## Data listing
┌──

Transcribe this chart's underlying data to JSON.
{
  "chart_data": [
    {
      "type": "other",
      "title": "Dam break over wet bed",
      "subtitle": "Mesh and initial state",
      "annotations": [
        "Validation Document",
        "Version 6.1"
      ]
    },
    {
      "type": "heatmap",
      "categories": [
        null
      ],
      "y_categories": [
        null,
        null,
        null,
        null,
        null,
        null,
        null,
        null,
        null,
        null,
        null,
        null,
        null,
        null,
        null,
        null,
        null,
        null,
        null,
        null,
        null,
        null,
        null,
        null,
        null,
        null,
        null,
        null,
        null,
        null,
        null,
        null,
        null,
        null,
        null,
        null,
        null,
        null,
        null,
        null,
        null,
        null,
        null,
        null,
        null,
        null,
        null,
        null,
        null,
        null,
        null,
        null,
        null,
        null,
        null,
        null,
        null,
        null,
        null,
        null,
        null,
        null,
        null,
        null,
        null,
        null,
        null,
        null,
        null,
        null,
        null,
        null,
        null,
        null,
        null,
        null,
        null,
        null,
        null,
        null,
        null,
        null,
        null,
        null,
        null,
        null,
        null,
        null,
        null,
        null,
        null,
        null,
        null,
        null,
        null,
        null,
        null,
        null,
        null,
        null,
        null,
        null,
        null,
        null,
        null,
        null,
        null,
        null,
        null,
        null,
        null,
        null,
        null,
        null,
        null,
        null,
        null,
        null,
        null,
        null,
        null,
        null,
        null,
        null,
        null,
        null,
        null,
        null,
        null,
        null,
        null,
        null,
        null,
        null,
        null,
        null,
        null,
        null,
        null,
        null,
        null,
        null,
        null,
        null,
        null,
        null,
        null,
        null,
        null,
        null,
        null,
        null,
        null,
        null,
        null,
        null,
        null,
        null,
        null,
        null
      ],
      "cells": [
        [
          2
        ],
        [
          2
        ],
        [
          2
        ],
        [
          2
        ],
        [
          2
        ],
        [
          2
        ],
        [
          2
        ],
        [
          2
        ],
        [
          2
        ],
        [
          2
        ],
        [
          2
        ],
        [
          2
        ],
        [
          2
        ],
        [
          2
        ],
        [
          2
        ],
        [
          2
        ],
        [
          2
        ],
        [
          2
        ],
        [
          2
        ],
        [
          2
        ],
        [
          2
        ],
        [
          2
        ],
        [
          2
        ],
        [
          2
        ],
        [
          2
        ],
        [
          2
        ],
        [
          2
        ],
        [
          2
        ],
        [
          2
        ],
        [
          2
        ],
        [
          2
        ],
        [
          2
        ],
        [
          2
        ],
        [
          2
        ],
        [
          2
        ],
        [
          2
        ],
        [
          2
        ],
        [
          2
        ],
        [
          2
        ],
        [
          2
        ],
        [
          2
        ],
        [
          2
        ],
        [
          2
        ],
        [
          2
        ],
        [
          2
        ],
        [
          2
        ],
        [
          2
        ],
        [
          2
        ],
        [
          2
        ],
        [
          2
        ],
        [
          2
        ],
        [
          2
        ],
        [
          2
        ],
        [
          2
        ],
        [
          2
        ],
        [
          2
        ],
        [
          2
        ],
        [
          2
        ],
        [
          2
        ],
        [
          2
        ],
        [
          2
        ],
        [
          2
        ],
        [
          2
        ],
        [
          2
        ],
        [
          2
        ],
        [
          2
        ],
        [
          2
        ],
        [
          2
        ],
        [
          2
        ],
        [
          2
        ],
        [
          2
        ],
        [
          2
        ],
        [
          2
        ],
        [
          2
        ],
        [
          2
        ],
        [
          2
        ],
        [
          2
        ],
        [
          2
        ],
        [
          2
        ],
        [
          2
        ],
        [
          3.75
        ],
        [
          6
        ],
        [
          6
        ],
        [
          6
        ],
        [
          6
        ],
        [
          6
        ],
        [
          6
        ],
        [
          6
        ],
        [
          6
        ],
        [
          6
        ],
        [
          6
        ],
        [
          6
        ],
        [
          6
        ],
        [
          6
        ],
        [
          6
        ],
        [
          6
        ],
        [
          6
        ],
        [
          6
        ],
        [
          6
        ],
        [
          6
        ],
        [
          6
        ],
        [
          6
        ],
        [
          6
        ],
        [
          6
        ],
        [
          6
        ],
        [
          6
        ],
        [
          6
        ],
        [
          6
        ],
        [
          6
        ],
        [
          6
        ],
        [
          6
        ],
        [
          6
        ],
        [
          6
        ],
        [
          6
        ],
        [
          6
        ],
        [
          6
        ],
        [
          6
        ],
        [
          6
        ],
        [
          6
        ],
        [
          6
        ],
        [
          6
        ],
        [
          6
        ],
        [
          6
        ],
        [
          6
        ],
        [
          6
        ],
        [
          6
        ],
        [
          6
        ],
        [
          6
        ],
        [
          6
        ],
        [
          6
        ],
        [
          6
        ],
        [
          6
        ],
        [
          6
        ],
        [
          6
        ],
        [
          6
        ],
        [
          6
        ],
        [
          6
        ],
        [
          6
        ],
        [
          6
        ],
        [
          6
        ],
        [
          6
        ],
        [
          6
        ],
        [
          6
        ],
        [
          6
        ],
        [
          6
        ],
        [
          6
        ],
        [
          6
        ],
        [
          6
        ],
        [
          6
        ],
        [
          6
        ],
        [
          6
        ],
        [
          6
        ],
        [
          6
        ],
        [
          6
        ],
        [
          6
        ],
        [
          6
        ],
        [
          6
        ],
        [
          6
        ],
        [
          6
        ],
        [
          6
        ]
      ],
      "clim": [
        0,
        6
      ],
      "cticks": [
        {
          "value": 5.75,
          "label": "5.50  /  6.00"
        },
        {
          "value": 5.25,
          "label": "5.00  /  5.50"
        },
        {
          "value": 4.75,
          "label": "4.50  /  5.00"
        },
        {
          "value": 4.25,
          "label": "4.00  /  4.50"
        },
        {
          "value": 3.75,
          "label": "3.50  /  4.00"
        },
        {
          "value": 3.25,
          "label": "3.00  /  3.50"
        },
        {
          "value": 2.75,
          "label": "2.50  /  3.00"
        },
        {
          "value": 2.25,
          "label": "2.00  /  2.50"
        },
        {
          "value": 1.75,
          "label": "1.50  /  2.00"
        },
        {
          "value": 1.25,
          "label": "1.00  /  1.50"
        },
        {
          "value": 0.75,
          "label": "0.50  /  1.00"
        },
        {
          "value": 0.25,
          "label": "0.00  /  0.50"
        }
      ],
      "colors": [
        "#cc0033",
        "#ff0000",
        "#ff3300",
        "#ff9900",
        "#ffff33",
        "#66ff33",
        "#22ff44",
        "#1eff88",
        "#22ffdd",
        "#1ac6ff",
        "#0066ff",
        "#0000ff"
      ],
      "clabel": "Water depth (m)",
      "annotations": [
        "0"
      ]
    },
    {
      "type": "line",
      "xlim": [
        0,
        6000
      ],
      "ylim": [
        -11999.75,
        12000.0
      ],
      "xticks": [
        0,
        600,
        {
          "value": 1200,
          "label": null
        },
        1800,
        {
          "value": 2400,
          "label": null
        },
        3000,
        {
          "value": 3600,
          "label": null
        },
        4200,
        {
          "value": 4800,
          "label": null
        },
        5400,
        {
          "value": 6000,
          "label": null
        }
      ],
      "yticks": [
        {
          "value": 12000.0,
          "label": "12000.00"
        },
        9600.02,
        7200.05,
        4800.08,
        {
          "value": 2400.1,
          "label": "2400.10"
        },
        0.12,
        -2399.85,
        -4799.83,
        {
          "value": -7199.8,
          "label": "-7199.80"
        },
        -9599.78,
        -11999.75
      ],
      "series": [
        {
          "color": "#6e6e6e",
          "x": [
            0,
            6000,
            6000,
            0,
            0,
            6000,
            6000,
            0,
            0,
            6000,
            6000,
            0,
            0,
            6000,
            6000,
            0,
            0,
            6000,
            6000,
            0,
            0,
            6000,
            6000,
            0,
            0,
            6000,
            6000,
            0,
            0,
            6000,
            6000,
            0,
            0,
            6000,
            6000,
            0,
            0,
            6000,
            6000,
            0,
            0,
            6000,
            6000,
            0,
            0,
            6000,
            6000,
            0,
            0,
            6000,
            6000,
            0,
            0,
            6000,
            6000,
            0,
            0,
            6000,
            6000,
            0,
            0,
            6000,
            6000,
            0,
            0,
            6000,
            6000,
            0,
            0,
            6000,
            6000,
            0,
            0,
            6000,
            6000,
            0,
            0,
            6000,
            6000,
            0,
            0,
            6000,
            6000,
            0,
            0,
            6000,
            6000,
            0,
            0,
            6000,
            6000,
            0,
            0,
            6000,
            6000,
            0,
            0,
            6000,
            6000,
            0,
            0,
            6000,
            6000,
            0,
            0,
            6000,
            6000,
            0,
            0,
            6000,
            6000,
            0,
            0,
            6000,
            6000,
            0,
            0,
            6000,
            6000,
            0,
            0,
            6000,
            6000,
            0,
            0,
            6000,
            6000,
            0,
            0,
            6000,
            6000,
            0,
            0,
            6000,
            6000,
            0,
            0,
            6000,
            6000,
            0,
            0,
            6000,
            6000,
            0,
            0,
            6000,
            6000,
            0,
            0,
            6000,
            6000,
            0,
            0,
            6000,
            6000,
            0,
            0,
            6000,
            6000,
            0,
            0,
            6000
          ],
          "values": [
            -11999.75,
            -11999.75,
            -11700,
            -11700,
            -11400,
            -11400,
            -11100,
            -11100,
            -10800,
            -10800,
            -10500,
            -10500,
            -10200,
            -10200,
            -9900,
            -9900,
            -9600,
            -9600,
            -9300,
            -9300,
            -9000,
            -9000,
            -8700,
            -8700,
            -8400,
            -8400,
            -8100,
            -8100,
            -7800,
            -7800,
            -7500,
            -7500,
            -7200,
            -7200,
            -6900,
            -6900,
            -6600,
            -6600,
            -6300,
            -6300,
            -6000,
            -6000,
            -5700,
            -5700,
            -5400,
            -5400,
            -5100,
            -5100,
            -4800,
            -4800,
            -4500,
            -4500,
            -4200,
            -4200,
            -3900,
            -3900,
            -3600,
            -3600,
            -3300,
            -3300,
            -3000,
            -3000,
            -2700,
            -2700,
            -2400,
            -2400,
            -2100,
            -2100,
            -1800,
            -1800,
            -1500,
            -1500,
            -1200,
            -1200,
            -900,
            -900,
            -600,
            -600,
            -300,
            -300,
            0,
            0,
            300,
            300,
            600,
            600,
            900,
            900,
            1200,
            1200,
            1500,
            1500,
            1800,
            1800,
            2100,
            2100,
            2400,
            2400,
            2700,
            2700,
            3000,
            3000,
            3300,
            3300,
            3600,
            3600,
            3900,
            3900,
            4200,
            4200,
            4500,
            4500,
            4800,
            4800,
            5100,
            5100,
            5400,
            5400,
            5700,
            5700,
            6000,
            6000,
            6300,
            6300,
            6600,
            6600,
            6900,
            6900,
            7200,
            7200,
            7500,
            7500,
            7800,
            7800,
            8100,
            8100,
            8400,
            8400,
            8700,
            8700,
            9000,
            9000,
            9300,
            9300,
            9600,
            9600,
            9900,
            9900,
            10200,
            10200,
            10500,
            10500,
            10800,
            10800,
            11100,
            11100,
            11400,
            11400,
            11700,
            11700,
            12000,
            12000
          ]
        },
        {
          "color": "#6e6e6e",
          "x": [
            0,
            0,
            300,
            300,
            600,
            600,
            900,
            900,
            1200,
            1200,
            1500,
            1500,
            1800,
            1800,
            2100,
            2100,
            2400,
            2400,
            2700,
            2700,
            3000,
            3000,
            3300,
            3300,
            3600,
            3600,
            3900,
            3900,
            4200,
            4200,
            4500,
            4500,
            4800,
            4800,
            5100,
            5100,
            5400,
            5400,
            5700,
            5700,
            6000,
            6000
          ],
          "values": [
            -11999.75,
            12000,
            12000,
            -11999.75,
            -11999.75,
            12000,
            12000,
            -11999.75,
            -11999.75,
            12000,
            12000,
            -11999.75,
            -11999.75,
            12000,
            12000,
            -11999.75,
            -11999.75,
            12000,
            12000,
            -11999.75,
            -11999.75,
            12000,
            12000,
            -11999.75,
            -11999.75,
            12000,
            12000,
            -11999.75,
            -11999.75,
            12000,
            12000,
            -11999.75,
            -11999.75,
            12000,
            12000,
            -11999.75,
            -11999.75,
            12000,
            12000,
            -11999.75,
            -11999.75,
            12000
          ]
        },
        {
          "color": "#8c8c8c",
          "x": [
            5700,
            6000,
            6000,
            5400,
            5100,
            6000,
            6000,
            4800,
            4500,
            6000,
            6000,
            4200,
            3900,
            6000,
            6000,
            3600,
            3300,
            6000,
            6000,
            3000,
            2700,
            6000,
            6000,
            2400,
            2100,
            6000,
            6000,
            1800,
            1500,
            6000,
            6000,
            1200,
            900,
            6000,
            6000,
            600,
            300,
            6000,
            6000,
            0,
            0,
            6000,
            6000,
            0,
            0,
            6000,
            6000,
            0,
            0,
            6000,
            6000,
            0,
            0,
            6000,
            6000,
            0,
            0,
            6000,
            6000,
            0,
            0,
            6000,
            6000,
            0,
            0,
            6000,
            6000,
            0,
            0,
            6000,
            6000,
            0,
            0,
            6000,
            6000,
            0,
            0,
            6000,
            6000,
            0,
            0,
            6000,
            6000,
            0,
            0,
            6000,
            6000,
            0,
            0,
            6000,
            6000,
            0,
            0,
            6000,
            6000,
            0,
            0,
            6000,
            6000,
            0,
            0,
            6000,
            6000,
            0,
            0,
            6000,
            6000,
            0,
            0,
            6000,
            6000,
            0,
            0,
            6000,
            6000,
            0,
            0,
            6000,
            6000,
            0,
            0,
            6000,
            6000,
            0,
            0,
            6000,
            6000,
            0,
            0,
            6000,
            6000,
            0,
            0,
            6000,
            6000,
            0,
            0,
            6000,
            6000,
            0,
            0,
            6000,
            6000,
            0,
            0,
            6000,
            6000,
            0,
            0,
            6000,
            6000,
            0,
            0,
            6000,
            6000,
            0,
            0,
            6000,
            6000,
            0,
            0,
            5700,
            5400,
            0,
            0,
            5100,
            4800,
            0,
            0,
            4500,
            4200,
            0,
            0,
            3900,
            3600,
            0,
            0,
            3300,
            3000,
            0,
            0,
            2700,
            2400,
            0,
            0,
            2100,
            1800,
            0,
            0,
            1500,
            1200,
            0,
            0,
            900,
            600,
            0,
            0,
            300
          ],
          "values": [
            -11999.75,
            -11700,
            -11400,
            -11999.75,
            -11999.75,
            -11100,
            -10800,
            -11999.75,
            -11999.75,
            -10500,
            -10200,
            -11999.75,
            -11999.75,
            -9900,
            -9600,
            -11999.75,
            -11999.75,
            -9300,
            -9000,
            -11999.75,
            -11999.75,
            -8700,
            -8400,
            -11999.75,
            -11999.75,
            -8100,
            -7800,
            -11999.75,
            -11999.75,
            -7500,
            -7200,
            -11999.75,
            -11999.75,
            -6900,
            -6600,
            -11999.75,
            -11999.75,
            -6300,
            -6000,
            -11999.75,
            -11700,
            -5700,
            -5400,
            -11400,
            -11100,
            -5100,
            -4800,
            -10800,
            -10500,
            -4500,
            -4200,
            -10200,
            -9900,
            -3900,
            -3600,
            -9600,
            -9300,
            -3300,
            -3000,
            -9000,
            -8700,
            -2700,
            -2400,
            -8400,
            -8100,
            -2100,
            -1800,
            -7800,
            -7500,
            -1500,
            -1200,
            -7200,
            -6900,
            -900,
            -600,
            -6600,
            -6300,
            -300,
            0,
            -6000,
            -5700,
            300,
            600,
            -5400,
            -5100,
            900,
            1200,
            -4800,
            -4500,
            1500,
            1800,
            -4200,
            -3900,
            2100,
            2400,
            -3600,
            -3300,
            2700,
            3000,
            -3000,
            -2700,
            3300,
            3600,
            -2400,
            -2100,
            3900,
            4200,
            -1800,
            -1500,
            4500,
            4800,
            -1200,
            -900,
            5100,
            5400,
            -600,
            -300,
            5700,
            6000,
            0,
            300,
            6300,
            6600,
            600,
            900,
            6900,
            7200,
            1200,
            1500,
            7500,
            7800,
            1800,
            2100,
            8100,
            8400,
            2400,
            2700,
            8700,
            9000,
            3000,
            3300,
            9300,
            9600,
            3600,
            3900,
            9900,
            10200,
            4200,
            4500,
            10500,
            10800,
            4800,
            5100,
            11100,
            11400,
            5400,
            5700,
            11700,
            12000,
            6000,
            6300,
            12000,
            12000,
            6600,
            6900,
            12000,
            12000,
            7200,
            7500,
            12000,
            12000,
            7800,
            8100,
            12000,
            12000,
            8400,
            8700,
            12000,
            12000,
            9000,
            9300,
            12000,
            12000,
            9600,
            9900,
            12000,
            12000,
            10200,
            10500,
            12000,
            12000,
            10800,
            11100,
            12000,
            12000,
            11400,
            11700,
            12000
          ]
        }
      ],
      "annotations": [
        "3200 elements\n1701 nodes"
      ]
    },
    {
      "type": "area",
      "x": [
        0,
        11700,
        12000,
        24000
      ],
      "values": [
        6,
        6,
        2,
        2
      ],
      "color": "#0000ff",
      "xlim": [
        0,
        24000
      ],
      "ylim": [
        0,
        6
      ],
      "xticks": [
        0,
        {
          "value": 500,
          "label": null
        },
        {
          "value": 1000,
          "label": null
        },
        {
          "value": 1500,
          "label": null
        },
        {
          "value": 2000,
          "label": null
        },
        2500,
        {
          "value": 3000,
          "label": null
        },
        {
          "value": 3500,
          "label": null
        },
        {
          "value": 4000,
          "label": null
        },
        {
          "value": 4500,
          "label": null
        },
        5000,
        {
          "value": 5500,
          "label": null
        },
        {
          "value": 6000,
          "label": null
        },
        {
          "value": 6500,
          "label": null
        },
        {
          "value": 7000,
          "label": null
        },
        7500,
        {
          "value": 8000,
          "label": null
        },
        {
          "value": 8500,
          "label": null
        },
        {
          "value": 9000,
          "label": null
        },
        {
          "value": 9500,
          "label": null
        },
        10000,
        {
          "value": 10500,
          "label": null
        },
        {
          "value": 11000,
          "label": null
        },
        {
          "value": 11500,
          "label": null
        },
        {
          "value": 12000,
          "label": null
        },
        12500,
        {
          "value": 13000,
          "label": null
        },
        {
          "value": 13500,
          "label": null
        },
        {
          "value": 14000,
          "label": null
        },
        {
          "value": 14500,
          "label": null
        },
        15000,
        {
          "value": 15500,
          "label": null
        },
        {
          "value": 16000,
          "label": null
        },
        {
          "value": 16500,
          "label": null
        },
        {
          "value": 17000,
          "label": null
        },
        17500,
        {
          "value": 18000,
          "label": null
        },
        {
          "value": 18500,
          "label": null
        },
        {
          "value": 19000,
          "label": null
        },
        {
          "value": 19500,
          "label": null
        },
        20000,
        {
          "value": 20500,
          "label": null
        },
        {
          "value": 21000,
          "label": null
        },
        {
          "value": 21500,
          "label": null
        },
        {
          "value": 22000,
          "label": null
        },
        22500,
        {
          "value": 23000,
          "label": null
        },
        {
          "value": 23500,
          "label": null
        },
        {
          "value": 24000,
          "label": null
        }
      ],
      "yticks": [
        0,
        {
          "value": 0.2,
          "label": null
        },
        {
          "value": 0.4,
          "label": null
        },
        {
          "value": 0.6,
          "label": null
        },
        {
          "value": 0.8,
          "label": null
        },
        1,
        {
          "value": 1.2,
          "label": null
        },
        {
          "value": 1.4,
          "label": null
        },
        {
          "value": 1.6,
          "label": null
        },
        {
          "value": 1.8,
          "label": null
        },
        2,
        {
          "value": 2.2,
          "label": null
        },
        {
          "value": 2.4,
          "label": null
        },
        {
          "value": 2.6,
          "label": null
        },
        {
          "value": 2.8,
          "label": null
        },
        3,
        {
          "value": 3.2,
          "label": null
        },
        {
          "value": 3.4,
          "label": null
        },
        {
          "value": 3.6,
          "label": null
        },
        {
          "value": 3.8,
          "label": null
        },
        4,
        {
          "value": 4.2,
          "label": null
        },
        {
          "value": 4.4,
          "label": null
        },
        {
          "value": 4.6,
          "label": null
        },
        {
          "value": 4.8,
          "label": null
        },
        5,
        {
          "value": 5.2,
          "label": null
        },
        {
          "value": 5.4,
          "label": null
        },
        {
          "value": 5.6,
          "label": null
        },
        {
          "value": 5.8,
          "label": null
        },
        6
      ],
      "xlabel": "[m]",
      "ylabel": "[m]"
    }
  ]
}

└──

## Aim of the exercise
Which lines include "type"? Copy each of them out.

## Finished exercise
      "type": "other",
      "type": "heatmap",
      "type": "line",
      "type": "area",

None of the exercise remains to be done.